### Request
Write the records out again, precisely as they stand.
◇ ◇ ◇ ◇ ◇
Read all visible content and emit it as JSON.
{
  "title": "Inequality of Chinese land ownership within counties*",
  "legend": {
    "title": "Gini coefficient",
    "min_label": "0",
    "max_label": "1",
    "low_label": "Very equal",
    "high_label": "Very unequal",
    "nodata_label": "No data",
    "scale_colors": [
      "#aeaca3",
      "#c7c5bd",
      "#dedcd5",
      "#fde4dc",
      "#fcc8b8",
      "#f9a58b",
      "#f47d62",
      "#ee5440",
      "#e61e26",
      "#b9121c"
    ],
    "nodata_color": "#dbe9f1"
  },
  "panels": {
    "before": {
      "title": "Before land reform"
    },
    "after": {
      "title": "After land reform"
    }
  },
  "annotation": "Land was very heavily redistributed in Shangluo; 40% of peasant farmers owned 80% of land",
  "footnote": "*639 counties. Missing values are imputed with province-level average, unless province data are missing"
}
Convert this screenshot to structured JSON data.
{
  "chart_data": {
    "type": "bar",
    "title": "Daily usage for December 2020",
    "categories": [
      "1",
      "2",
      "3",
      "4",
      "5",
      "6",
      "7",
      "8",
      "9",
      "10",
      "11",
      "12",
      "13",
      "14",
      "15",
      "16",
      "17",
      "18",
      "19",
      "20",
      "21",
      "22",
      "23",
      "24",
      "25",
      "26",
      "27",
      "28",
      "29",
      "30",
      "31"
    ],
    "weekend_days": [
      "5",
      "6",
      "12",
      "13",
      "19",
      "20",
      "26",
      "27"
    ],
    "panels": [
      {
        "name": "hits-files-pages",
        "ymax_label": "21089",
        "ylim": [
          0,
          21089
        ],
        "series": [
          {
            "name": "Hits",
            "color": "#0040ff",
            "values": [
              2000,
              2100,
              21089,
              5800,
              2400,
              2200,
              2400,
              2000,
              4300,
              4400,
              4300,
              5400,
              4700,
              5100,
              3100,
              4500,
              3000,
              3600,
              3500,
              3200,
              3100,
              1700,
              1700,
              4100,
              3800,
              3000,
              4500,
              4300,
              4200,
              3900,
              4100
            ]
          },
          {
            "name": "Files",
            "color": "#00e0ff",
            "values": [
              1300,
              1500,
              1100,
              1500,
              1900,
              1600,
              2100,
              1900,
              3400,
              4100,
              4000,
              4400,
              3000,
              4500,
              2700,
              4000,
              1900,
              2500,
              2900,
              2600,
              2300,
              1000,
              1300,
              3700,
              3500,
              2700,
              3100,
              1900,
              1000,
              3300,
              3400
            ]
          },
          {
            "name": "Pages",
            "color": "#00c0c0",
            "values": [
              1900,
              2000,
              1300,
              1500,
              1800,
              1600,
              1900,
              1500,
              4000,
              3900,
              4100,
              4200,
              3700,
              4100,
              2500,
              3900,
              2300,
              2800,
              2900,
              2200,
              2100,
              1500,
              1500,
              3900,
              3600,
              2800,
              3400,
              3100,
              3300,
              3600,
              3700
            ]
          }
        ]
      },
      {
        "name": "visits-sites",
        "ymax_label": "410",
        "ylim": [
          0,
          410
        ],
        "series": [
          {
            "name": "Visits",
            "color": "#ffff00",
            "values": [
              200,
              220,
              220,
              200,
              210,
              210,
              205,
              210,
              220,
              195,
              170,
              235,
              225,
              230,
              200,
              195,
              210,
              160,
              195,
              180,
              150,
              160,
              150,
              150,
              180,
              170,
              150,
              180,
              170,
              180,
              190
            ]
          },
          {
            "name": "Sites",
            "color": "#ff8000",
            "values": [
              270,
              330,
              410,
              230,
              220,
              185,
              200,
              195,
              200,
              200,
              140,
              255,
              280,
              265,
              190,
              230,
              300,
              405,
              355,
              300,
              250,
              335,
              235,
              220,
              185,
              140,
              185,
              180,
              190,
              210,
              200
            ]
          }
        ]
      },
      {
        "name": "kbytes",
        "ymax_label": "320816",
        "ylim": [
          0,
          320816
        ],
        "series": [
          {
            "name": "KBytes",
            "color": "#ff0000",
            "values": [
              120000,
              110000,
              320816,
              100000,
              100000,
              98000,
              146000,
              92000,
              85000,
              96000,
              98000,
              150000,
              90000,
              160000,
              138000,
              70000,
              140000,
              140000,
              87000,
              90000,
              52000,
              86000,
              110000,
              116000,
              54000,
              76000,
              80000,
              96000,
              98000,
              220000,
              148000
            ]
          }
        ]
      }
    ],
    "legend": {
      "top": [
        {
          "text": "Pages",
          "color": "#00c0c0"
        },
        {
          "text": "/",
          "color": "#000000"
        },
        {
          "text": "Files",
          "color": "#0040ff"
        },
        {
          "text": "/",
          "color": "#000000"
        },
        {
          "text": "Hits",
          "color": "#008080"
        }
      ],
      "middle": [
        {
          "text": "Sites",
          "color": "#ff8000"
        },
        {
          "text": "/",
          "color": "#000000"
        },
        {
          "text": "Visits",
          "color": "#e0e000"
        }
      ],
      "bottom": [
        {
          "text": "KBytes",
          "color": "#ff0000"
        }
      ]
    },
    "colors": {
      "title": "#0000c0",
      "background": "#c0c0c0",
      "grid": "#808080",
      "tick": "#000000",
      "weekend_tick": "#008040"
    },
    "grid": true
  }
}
◇ ◇ ◇ ◇ ◇
### The response
Read all visible content and emit it as JSON.
{
  "title": "Inequality of Chinese land ownership within counties*",
  "legend": {
    "title": "Gini coefficient",
    "min_label": "0",
    "max_label": "1",
    "low_label": "Very equal",
    "high_label": "Very unequal",
    "nodata_label": "No data",
    "scale_colors": [
      "#aeaca3",
      "#c7c5bd",
      "#dedcd5",
      "#fde4dc",
      "#fcc8b8",
      "#f9a58b",
      "#f47d62",
      "#ee5440",
      "#e61e26",
      "#b9121c"
    ],
    "nodata_color": "#dbe9f1"
  },
  "panels": {
    "before": {
      "title": "Before land reform"
    },
    "after": {
      "title": "After land reform"
    }
  },
  "annotation": "Land was very heavily redistributed in Shangluo; 40% of peasant farmers owned 80% of land",
  "footnote": "*639 counties. Missing values are imputed with province-level average, unless province data are missing"
}
Convert this screenshot to structured JSON data.
{
  "chart_data": {
    "type": "bar",
    "title": "Daily usage for December 2020",
    "categories": [
      "1",
      "2",
      "3",
      "4",
      "5",
      "6",
      "7",
      "8",
      "9",
      "10",
      "11",
      "12",
      "13",
      "14",
      "15",
      "16",
      "17",
      "18",
      "19",
      "20",
      "21",
      "22",
      "23",
      "24",
      "25",
      "26",
      "27",
      "28",
      "29",
      "30",
      "31"
    ],
    "weekend_days": [
      "5",
      "6",
      "12",
      "13",
      "19",
      "20",
      "26",
      "27"
    ],
    "panels": [
      {
        "name": "hits-files-pages",
        "ymax_label": "21089",
        "ylim": [
          0,
          21089
        ],
        "series": [
          {
            "name": "Hits",
            "color": "#0040ff",
            "values": [
              2000,
              2100,
              21089,
              5800,
              2400,
              2200,
              2400,
              2000,
              4300,
              4400,
              4300,
              5400,
              4700,
              5100,
              3100,
              4500,
              3000,
              3600,
              3500,
              3200,
              3100,
              1700,
              1700,
              4100,
              3800,
              3000,
              4500,
              4300,
              4200,
              3900,
              4100
            ]
          },
          {
            "name": "Files",
            "color": "#00e0ff",
            "values": [
              1300,
              1500,
              1100,
              1500,
              1900,
              1600,
              2100,
              1900,
              3400,
              4100,
              4000,
              4400,
              3000,
              4500,
              2700,
              4000,
              1900,
              2500,
              2900,
              2600,
              2300,
              1000,
              1300,
              3700,
              3500,
              2700,
              3100,
              1900,
              1000,
              3300,
              3400
            ]
          },
          {
            "name": "Pages",
            "color": "#00c0c0",
            "values": [
              1900,
              2000,
              1300,
              1500,
              1800,
              1600,
              1900,
              1500,
              4000,
              3900,
              4100,
              4200,
              3700,
              4100,
              2500,
              3900,
              2300,
              2800,
              2900,
              2200,
              2100,
              1500,
              1500,
              3900,
              3600,
              2800,
              3400,
              3100,
              3300,
              3600,
              3700
            ]
          }
        ]
      },
      {
        "name": "visits-sites",
        "ymax_label": "410",
        "ylim": [
          0,
          410
        ],
        "series": [
          {
            "name": "Visits",
            "color": "#ffff00",
            "values": [
              200,
              220,
              220,
              200,
              210,
              210,
              205,
              210,
              220,
              195,
              170,
              235,
              225,
              230,
              200,
              195,
              210,
              160,
              195,
              180,
              150,
              160,
              150,
              150,
              180,
              170,
              150,
              180,
              170,
              180,
              190
            ]
          },
          {
            "name": "Sites",
            "color": "#ff8000",
            "values": [
              270,
              330,
              410,
              230,
              220,
              185,
              200,
              195,
              200,
              200,
              140,
              255,
              280,
              265,
              190,
              230,
              300,
              405,
              355,
              300,
              250,
              335,
              235,
              220,
              185,
              140,
              185,
              180,
              190,
              210,
              200
            ]
          }
        ]
      },
      {
        "name": "kbytes",
        "ymax_label": "320816",
        "ylim": [
          0,
          320816
        ],
        "series": [
          {
            "name": "KBytes",
            "color": "#ff0000",
            "values": [
              120000,
              110000,
              320816,
              100000,
              100000,
              98000,
              146000,
              92000,
              85000,
              96000,
              98000,
              150000,
              90000,
              160000,
              138000,
              70000,
              140000,
              140000,
              87000,
              90000,
              52000,
              86000,
              110000,
              116000,
              54000,
              76000,
              80000,
              96000,
              98000,
              220000,
              148000
            ]
          }
        ]
      }
    ],
    "legend": {
      "top": [
        {
          "text": "Pages",
          "color": "#00c0c0"
        },
        {
          "text": "/",
          "color": "#000000"
        },
        {
          "text": "Files",
          "color": "#0040ff"
        },
        {
          "text": "/",
          "color": "#000000"
        },
        {
          "text": "Hits",
          "color": "#008080"
        }
      ],
      "middle": [
        {
          "text": "Sites",
          "color": "#ff8000"
        },
        {
          "text": "/",
          "color": "#000000"
        },
        {
          "text": "Visits",
          "color": "#e0e000"
        }
      ],
      "bottom": [
        {
          "text": "KBytes",
          "color": "#ff0000"
        }
      ]
    },
    "colors": {
      "title": "#0000c0",
      "background": "#c0c0c0",
      "grid": "#808080",
      "tick": "#000000",
      "weekend_tick": "#008040"
    },
    "grid": true
  }
}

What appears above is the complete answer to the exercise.